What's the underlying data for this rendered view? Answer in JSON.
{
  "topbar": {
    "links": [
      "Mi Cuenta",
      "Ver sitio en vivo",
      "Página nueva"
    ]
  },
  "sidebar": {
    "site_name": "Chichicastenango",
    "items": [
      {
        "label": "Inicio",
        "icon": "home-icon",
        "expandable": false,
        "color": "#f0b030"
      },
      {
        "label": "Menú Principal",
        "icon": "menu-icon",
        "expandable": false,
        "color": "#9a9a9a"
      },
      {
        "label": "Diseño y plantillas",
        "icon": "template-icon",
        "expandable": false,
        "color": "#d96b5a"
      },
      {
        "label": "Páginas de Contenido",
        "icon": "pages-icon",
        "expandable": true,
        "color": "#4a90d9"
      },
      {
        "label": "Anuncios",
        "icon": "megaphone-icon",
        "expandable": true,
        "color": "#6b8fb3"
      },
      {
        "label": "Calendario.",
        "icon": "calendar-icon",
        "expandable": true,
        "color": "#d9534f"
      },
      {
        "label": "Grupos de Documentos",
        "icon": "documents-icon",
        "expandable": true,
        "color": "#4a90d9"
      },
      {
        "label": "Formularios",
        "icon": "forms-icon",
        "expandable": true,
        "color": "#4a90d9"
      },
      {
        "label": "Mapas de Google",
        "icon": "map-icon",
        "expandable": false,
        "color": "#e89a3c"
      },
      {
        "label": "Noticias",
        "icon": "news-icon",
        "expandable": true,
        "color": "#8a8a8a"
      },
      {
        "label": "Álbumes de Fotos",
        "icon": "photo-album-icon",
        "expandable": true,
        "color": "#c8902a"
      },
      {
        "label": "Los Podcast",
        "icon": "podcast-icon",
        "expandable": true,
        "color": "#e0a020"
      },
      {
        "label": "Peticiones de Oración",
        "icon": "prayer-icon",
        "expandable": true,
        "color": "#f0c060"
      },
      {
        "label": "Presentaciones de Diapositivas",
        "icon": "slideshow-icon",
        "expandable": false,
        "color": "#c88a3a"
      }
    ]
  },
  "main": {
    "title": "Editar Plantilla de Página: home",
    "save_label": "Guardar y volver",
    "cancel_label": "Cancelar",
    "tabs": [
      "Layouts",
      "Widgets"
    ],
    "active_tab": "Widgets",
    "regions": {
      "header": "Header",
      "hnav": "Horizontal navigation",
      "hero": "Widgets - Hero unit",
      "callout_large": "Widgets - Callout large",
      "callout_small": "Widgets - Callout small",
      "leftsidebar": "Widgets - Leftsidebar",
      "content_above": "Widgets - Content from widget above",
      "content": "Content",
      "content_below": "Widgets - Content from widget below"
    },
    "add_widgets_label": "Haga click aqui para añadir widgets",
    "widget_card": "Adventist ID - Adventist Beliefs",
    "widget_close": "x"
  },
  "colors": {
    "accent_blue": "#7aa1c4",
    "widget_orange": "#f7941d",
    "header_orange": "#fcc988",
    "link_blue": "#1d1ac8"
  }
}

GIVEN REQUEST
Output the records exactly, including every line.

EXERCISE RESPONSE
What's the underlying data for this rendered view? Answer in JSON.
{
  "topbar": {
    "links": [
      "Mi Cuenta",
      "Ver sitio en vivo",
      "Página nueva"
    ]
  },
  "sidebar": {
    "site_name": "Chichicastenango",
    "items": [
      {
        "label": "Inicio",
        "icon": "home-icon",
        "expandable": false,
        "color": "#f0b030"
      },
      {
        "label": "Menú Principal",
        "icon": "menu-icon",
        "expandable": false,
        "color": "#9a9a9a"
      },
      {
        "label": "Diseño y plantillas",
        "icon": "template-icon",
        "expandable": false,
        "color": "#d96b5a"
      },
      {
        "label": "Páginas de Contenido",
        "icon": "pages-icon",
        "expandable": true,
        "color": "#4a90d9"
      },
      {
        "label": "Anuncios",
        "icon": "megaphone-icon",
        "expandable": true,
        "color": "#6b8fb3"
      },
      {
        "label": "Calendario.",
        "icon": "calendar-icon",
        "expandable": true,
        "color": "#d9534f"
      },
      {
        "label": "Grupos de Documentos",
        "icon": "documents-icon",
        "expandable": true,
        "color": "#4a90d9"
      },
      {
        "label": "Formularios",
        "icon": "forms-icon",
        "expandable": true,
        "color": "#4a90d9"
      },
      {
        "label": "Mapas de Google",
        "icon": "map-icon",
        "expandable": false,
        "color": "#e89a3c"
      },
      {
        "label": "Noticias",
        "icon": "news-icon",
        "expandable": true,
        "color": "#8a8a8a"
      },
      {
        "label": "Álbumes de Fotos",
        "icon": "photo-album-icon",
        "expandable": true,
        "color": "#c8902a"
      },
      {
        "label": "Los Podcast",
        "icon": "podcast-icon",
        "expandable": true,
        "color": "#e0a020"
      },
      {
        "label": "Peticiones de Oración",
        "icon": "prayer-icon",
        "expandable": true,
        "color": "#f0c060"
      },
      {
        "label": "Presentaciones de Diapositivas",
        "icon": "slideshow-icon",
        "expandable": false,
        "color": "#c88a3a"
      }
    ]
  },
  "main": {
    "title": "Editar Plantilla de Página: home",
    "save_label": "Guardar y volver",
    "cancel_label": "Cancelar",
    "tabs": [
      "Layouts",
      "Widgets"
    ],
    "active_tab": "Widgets",
    "regions": {
      "header": "Header",
      "hnav": "Horizontal navigation",
      "hero": "Widgets - Hero unit",
      "callout_large": "Widgets - Callout large",
      "callout_small": "Widgets - Callout small",
      "leftsidebar": "Widgets - Leftsidebar",
      "content_above": "Widgets - Content from widget above",
      "content": "Content",
      "content_below": "Widgets - Content from widget below"
    },
    "add_widgets_label": "Haga click aqui para añadir widgets",
    "widget_card": "Adventist ID - Adventist Beliefs",
    "widget_close": "x"
  },
  "colors": {
    "accent_blue": "#7aa1c4",
    "widget_orange": "#f7941d",
    "header_orange": "#fcc988",
    "link_blue": "#1d1ac8"
  }
}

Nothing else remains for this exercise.